[BEGIN AVAILABLE RECORDS]

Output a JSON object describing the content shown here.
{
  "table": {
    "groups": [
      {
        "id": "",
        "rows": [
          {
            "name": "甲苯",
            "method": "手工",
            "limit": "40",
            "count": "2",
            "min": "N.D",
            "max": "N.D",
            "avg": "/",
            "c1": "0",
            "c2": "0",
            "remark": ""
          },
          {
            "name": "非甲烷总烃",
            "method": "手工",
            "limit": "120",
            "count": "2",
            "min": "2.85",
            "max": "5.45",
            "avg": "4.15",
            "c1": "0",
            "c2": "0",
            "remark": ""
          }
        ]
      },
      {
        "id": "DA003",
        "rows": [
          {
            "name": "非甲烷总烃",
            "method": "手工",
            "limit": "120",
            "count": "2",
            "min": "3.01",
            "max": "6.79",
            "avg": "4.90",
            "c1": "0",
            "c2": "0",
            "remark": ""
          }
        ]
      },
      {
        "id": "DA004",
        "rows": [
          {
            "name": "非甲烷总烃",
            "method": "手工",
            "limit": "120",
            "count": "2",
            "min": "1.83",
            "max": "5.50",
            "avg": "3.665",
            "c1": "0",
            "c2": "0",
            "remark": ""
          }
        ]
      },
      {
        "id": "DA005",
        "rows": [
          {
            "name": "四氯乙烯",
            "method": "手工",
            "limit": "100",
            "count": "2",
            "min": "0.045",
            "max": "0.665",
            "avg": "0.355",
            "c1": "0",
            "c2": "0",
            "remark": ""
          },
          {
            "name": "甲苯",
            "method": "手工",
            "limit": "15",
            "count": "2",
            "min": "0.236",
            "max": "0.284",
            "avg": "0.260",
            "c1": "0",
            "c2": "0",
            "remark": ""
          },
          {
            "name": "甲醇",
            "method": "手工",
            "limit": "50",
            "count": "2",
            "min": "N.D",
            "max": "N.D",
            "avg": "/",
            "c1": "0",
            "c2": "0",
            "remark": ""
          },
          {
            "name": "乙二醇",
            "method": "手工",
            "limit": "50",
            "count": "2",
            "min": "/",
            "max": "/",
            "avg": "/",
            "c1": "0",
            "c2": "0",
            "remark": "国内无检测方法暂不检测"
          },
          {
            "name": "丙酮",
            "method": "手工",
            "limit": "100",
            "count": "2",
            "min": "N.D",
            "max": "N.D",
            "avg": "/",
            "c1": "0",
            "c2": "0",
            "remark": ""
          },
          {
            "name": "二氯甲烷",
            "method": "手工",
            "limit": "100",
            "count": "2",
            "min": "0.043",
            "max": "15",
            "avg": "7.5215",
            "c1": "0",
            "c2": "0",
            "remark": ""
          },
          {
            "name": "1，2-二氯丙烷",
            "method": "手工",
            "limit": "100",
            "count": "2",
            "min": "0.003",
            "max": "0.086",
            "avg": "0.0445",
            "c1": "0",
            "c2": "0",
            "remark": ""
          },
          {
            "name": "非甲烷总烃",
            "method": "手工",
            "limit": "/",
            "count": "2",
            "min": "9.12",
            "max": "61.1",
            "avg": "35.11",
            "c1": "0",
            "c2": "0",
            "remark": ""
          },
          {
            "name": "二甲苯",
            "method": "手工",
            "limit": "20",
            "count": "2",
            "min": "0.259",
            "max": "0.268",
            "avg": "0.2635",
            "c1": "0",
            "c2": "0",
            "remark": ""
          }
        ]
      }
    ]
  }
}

[END AVAILABLE RECORDS]

### SHORT TASK
Every line of the records above needs to be given again exactly.

### RESULT OF THE EXERCISE
Output a JSON object describing the content shown here.
{
  "table": {
    "groups": [
      {
        "id": "",
        "rows": [
          {
            "name": "甲苯",
            "method": "手工",
            "limit": "40",
            "count": "2",
            "min": "N.D",
            "max": "N.D",
            "avg": "/",
            "c1": "0",
            "c2": "0",
            "remark": ""
          },
          {
            "name": "非甲烷总烃",
            "method": "手工",
            "limit": "120",
            "count": "2",
            "min": "2.85",
            "max": "5.45",
            "avg": "4.15",
            "c1": "0",
            "c2": "0",
            "remark": ""
          }
        ]
      },
      {
        "id": "DA003",
        "rows": [
          {
            "name": "非甲烷总烃",
            "method": "手工",
            "limit": "120",
            "count": "2",
            "min": "3.01",
            "max": "6.79",
            "avg": "4.90",
            "c1": "0",
            "c2": "0",
            "remark": ""
          }
        ]
      },
      {
        "id": "DA004",
        "rows": [
          {
            "name": "非甲烷总烃",
            "method": "手工",
            "limit": "120",
            "count": "2",
            "min": "1.83",
            "max": "5.50",
            "avg": "3.665",
            "c1": "0",
            "c2": "0",
            "remark": ""
          }
        ]
      },
      {
        "id": "DA005",
        "rows": [
          {
            "name": "四氯乙烯",
            "method": "手工",
            "limit": "100",
            "count": "2",
            "min": "0.045",
            "max": "0.665",
            "avg": "0.355",
            "c1": "0",
            "c2": "0",
            "remark": ""
          },
          {
            "name": "甲苯",
            "method": "手工",
            "limit": "15",
            "count": "2",
            "min": "0.236",
            "max": "0.284",
            "avg": "0.260",
            "c1": "0",
            "c2": "0",
            "remark": ""
          },
          {
            "name": "甲醇",
            "method": "手工",
            "limit": "50",
            "count": "2",
            "min": "N.D",
            "max": "N.D",
            "avg": "/",
            "c1": "0",
            "c2": "0",
            "remark": ""
          },
          {
            "name": "乙二醇",
            "method": "手工",
            "limit": "50",
            "count": "2",
            "min": "/",
            "max": "/",
            "avg": "/",
            "c1": "0",
            "c2": "0",
            "remark": "国内无检测方法暂不检测"
          },
          {
            "name": "丙酮",
            "method": "手工",
            "limit": "100",
            "count": "2",
            "min": "N.D",
            "max": "N.D",
            "avg": "/",
            "c1": "0",
            "c2": "0",
            "remark": ""
          },
          {
            "name": "二氯甲烷",
            "method": "手工",
            "limit": "100",
            "count": "2",
            "min": "0.043",
            "max": "15",
            "avg": "7.5215",
            "c1": "0",
            "c2": "0",
            "remark": ""
          },
          {
            "name": "1，2-二氯丙烷",
            "method": "手工",
            "limit": "100",
            "count": "2",
            "min": "0.003",
            "max": "0.086",
            "avg": "0.0445",
            "c1": "0",
            "c2": "0",
            "remark": ""
          },
          {
            "name": "非甲烷总烃",
            "method": "手工",
            "limit": "/",
            "count": "2",
            "min": "9.12",
            "max": "61.1",
            "avg": "35.11",
            "c1": "0",
            "c2": "0",
            "remark": ""
          },
          {
            "name": "二甲苯",
            "method": "手工",
            "limit": "20",
            "count": "2",
            "min": "0.259",
            "max": "0.268",
            "avg": "0.2635",
            "c1": "0",
            "c2": "0",
            "remark": ""
          }
        ]
      }
    ]
  }
}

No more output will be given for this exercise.